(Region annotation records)
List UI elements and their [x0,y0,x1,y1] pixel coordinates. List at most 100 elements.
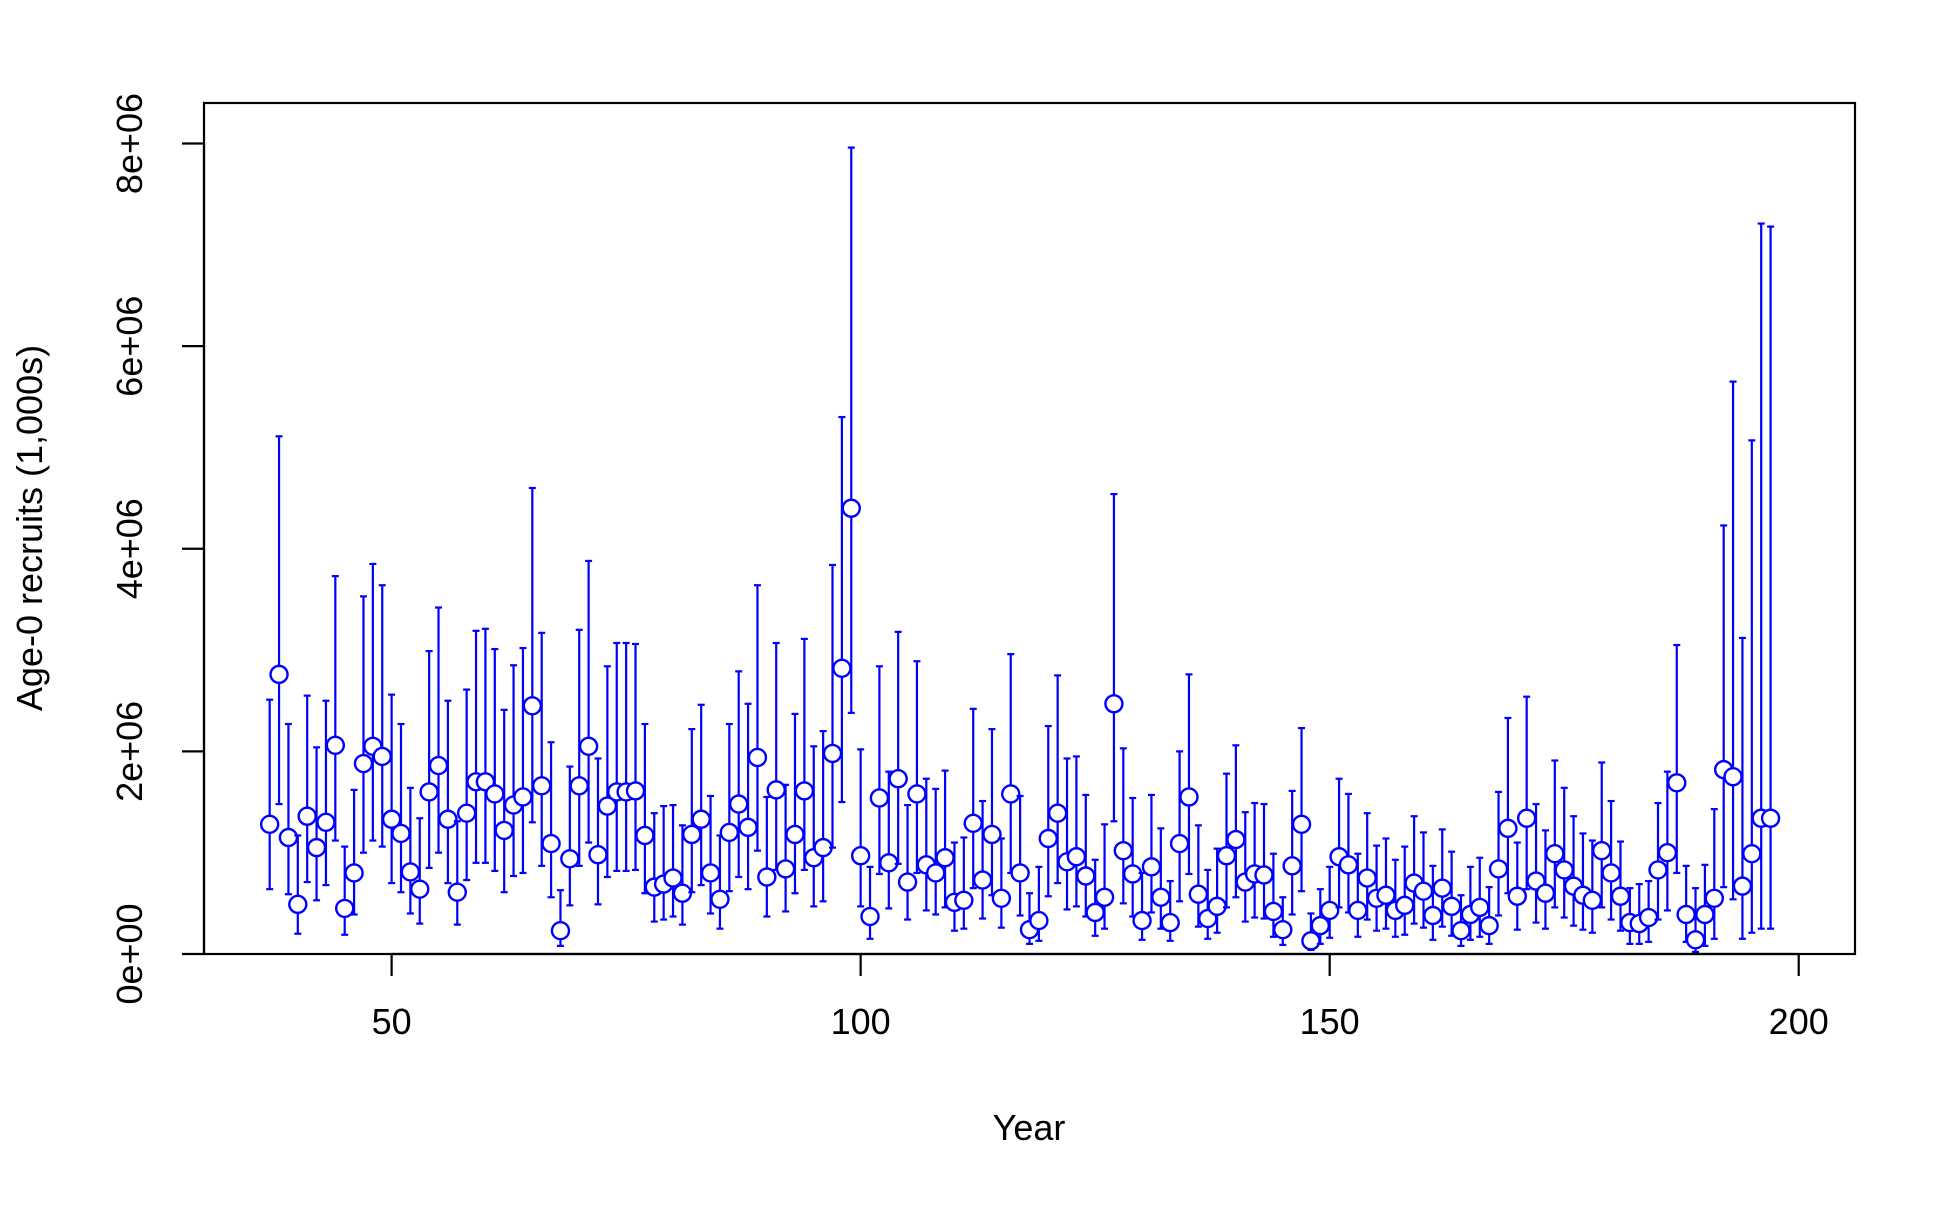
data-point [710,889,730,909]
data-point-group [1076,793,1096,918]
data-point [438,809,458,829]
data-point [1507,886,1527,906]
data-point-group [813,730,833,903]
data-point [1554,860,1574,880]
data-point [1357,868,1377,888]
data-point [1760,808,1781,828]
data-point-group [447,820,467,926]
data-point-group [1704,808,1724,940]
data-point [428,755,449,776]
x-tick-label: 200 [1769,1001,1829,1042]
data-point [297,806,317,826]
data-point-group [935,769,955,909]
data-point-group [588,757,608,906]
data-point-group [625,642,646,872]
data-point-group [850,748,871,908]
data-point-group [982,727,1002,897]
data-point [550,920,571,941]
data-point-group [1742,439,1762,934]
data-point-group [372,584,392,848]
data-point-group [522,486,543,824]
data-point [391,823,411,844]
data-point-group [1179,673,1199,876]
data-point-group [325,575,346,842]
data-point [569,776,589,796]
data-point [841,498,861,518]
data-point [1010,863,1030,883]
data-point [1432,878,1452,898]
data-point-group [1413,831,1434,929]
data-point-group [278,722,299,896]
data-point-group [1657,770,1678,912]
data-point-group [1319,865,1340,939]
data-point [1423,905,1443,926]
data-point-group [1047,674,1068,885]
data-point-group [532,631,552,867]
data-point [1254,865,1274,885]
data-point-group [353,595,374,854]
data-point-group [653,804,674,921]
data-point-group [1104,492,1124,823]
data-point-group [1291,726,1312,893]
data-point-group [1329,777,1349,909]
data-point-group [1554,786,1574,919]
data-point-group [1713,524,1734,889]
data-point [532,776,552,796]
data-point [1516,808,1537,828]
data-point [700,863,721,883]
data-point [663,868,683,888]
data-point [494,820,514,841]
data-point [719,822,740,843]
data-point [897,872,918,892]
y-tick-label: 2e+06 [109,701,150,802]
data-point [1704,888,1724,908]
data-point-group [728,670,749,879]
data-point [1151,887,1171,907]
data-point [372,746,392,767]
data-point [1592,840,1612,861]
data-point [1066,847,1087,867]
data-point [1601,863,1621,883]
data-point [1188,884,1209,904]
data-point [1582,890,1603,911]
x-axis-title: Year [993,1107,1066,1148]
data-point-group [888,630,908,865]
data-point-group [597,665,618,879]
data-point-group [832,415,852,804]
y-axis-title: Age-0 recruits (1,000s) [9,345,50,711]
data-point-group [363,562,383,842]
data-point-group [682,727,702,894]
x-tick-label: 100 [831,1001,891,1042]
data-point [1441,896,1462,917]
data-point [1413,881,1434,901]
data-point [785,824,805,845]
data-point [1038,828,1058,849]
data-point-group [635,722,655,895]
data-point-group [1132,871,1152,941]
series-layer [259,146,1781,954]
data-point [850,846,871,866]
data-point [1695,904,1715,925]
data-point [410,879,430,899]
data-point [822,743,843,764]
data-point-group [822,563,843,849]
data-point [728,794,749,814]
data-point [1732,876,1753,896]
data-point-group [672,824,693,926]
data-point-group [1273,896,1293,946]
data-point-group [757,795,777,918]
data-point [1076,866,1096,886]
data-point-group [1760,225,1781,930]
data-point-group [1592,761,1612,909]
data-point [963,813,983,834]
data-point-group [259,698,280,891]
data-point-group [1695,863,1715,947]
x-tick-label: 50 [372,1001,412,1042]
data-point-group [1516,695,1537,891]
data-point [1610,886,1631,906]
data-point-group [494,708,514,894]
data-point [316,812,336,832]
data-point [588,845,608,865]
y-tick-label: 4e+06 [109,498,150,599]
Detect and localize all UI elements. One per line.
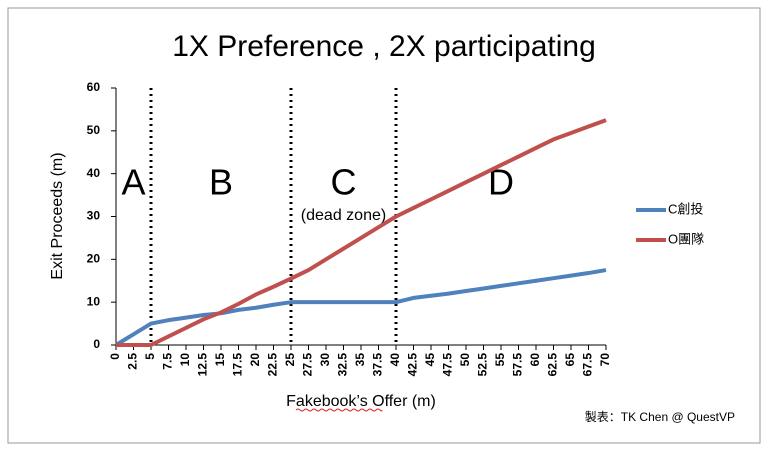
y-tick-label: 40 bbox=[87, 166, 101, 180]
x-axis-label: Fakebook’s Offer (m) bbox=[286, 393, 436, 410]
x-tick-label: 27.5 bbox=[301, 353, 315, 377]
x-tick-label: 17.5 bbox=[231, 353, 245, 377]
spell-underline bbox=[295, 408, 383, 412]
x-tick-label: 50 bbox=[458, 353, 472, 367]
x-tick-label: 22.5 bbox=[266, 353, 280, 377]
y-tick-label: 60 bbox=[87, 80, 101, 94]
x-tick-label: 47.5 bbox=[441, 353, 455, 377]
series-line bbox=[116, 118, 607, 347]
x-tick-label: 12.5 bbox=[196, 353, 210, 377]
x-tick-label: 35 bbox=[353, 353, 367, 367]
x-tick-label: 30 bbox=[318, 353, 332, 367]
x-tick-label: 0 bbox=[108, 353, 122, 360]
series-line bbox=[114, 268, 607, 347]
y-tick-label: 50 bbox=[87, 123, 101, 137]
x-tick-label: 32.5 bbox=[336, 353, 350, 377]
x-tick-label: 5 bbox=[143, 353, 157, 360]
y-tick-label: 20 bbox=[87, 252, 101, 266]
x-tick-label: 60 bbox=[528, 353, 542, 367]
region-label: B bbox=[209, 162, 233, 203]
x-tick-label: 25 bbox=[283, 353, 297, 367]
y-tick-label: 30 bbox=[87, 209, 101, 223]
x-tick-label: 2.5 bbox=[126, 353, 140, 370]
x-tick-label: 45 bbox=[423, 353, 437, 367]
x-tick-label: 65 bbox=[563, 353, 577, 367]
x-tick-label: 10 bbox=[178, 353, 192, 367]
x-tick-label: 55 bbox=[493, 353, 507, 367]
y-tick-label: 10 bbox=[87, 294, 101, 308]
y-axis-label: Exit Proceeds (m) bbox=[49, 152, 66, 279]
chart-title: 1X Preference , 2X participating bbox=[172, 30, 596, 63]
x-tick-label: 52.5 bbox=[476, 353, 490, 377]
x-tick-label: 42.5 bbox=[406, 353, 420, 377]
x-tick-label: 15 bbox=[213, 353, 227, 367]
x-tick-label: 20 bbox=[248, 353, 262, 367]
x-tick-label: 37.5 bbox=[371, 353, 385, 377]
region-label: C bbox=[331, 162, 357, 203]
dead-zone: (dead zone) bbox=[301, 207, 386, 224]
x-tick-label: 70 bbox=[598, 353, 612, 367]
y-tick-label: 0 bbox=[93, 337, 100, 351]
x-tick-label: 40 bbox=[388, 353, 402, 367]
legend-label: C創投 bbox=[668, 201, 703, 216]
x-tick-label: 7.5 bbox=[161, 353, 175, 370]
x-tick-label: 57.5 bbox=[511, 353, 525, 377]
x-tick-label: 62.5 bbox=[546, 353, 560, 377]
credit: 製表：TK Chen @ QuestVP bbox=[585, 410, 735, 424]
legend-label: O團隊 bbox=[668, 231, 704, 246]
region-label: A bbox=[121, 162, 145, 203]
x-tick-label: 67.5 bbox=[581, 353, 595, 377]
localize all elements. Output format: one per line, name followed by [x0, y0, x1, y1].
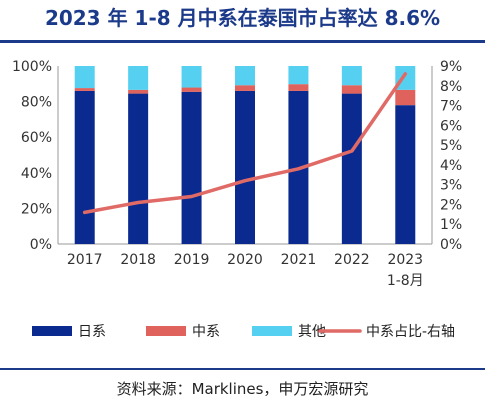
source-divider [0, 368, 485, 370]
bar-china [74, 88, 95, 91]
left-axis-tick-label: 60% [21, 130, 52, 146]
bar-china [341, 85, 362, 94]
right-axis-tick-label: 9% [440, 59, 462, 75]
right-axis-tick-label: 5% [440, 138, 462, 154]
x-axis-tick-label: 2021 [281, 252, 317, 268]
x-axis-tick-label: 2023 [387, 252, 423, 268]
left-axis-tick-label: 100% [12, 59, 52, 75]
legend-china-label: 中系 [192, 324, 220, 340]
bar-other [288, 66, 309, 85]
right-axis-tick-label: 1% [440, 217, 462, 233]
source-note: 资料来源：Marklines，申万宏源研究 [116, 380, 369, 398]
line-china-share [82, 72, 408, 215]
legend-japan-swatch [32, 326, 72, 336]
bar-other [74, 66, 95, 89]
bar-china [235, 85, 255, 91]
bar-japan [235, 90, 255, 244]
bar-other [235, 66, 255, 86]
right-axis-tick-label: 6% [440, 118, 462, 134]
chart-title: 2023 年 1-8 月中系在泰国市占率达 8.6% [44, 6, 441, 30]
legend-other-label: 其他 [298, 324, 326, 340]
bar-japan [74, 90, 95, 244]
left-axis-tick-label: 80% [21, 95, 52, 111]
right-axis-tick-label: 2% [440, 197, 462, 213]
bar-japan [341, 93, 362, 244]
x-axis-tick-label: 2017 [67, 252, 103, 268]
x-axis-tick-label: 2022 [334, 252, 370, 268]
right-axis-tick-label: 4% [440, 158, 462, 174]
right-axis-tick-label: 8% [440, 79, 462, 95]
bar-japan [181, 91, 202, 244]
right-axis-tick-label: 3% [440, 178, 462, 194]
bar-japan [395, 105, 416, 244]
bar-other [181, 66, 202, 88]
bar-china [288, 84, 309, 91]
bar-china [395, 89, 416, 106]
title-divider [0, 40, 485, 43]
bar-other [341, 66, 362, 86]
x-axis-tick-label: 1-8月 [387, 273, 424, 289]
right-axis-tick-label: 7% [440, 99, 462, 115]
chart-area: 0% 20% 40% 60% 80% 100% 0% 1% 2% 3% 4% 5% 6% 7% 8% 9% 20… [12, 59, 462, 340]
left-axis-tick-label: 0% [30, 237, 52, 253]
bar-china [128, 89, 149, 94]
x-axis-tick-label: 2018 [120, 252, 156, 268]
left-axis-tick-label: 40% [21, 166, 52, 182]
legend-other-swatch [252, 326, 292, 336]
bar-china [181, 87, 202, 92]
left-axis-tick-label: 20% [21, 201, 52, 217]
x-axis-tick-label: 2019 [174, 252, 210, 268]
legend-japan-label: 日系 [78, 324, 106, 340]
legend-china-share-label: 中系占比-右轴 [366, 324, 455, 340]
x-axis-tick-label: 2020 [227, 252, 263, 268]
right-axis-tick-label: 0% [440, 237, 462, 253]
bar-other [128, 66, 149, 90]
legend-china-swatch [146, 326, 186, 336]
bar-japan [128, 93, 149, 244]
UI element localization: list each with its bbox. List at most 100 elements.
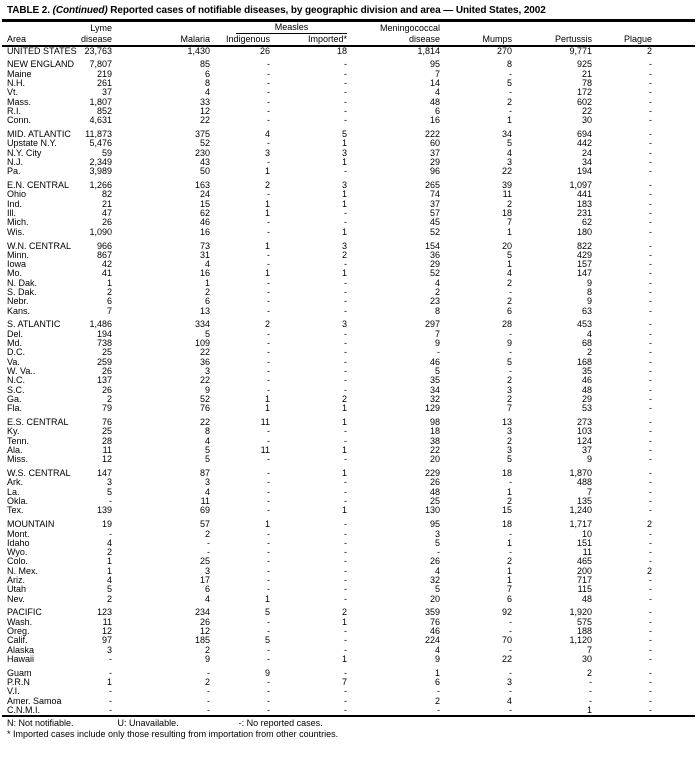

» **Exercise instructions**
Please copy out the lines from the one holding "data-point [710,889,730,909]" through the one holding "data-point [569,776,589,796]", inclusive, keeping them unchanged.

» **Task output**
data-point [710,889,730,909]
data-point-group [1076,793,1096,918]
data-point [438,809,458,829]
data-point [1507,886,1527,906]
data-point-group [813,730,833,903]
data-point [1554,860,1574,880]
data-point [1357,868,1377,888]
data-point [1760,808,1781,828]
data-point-group [447,820,467,926]
data-point-group [1704,808,1724,940]
data-point [428,755,449,776]
x-tick-label: 200 [1769,1001,1829,1042]
data-point [297,806,317,826]
data-point-group [935,769,955,909]
data-point-group [588,757,608,906]
data-point-group [625,642,646,872]
data-point-group [850,748,871,908]
data-point-group [982,727,1002,897]
data-point [550,920,571,941]
data-point-group [1742,439,1762,934]
data-point-group [372,584,392,848]
data-point-group [522,486,543,824]
data-point [391,823,411,844]
data-point-group [1179,673,1199,876]
data-point-group [325,575,346,842]
data-point [569,776,589,796]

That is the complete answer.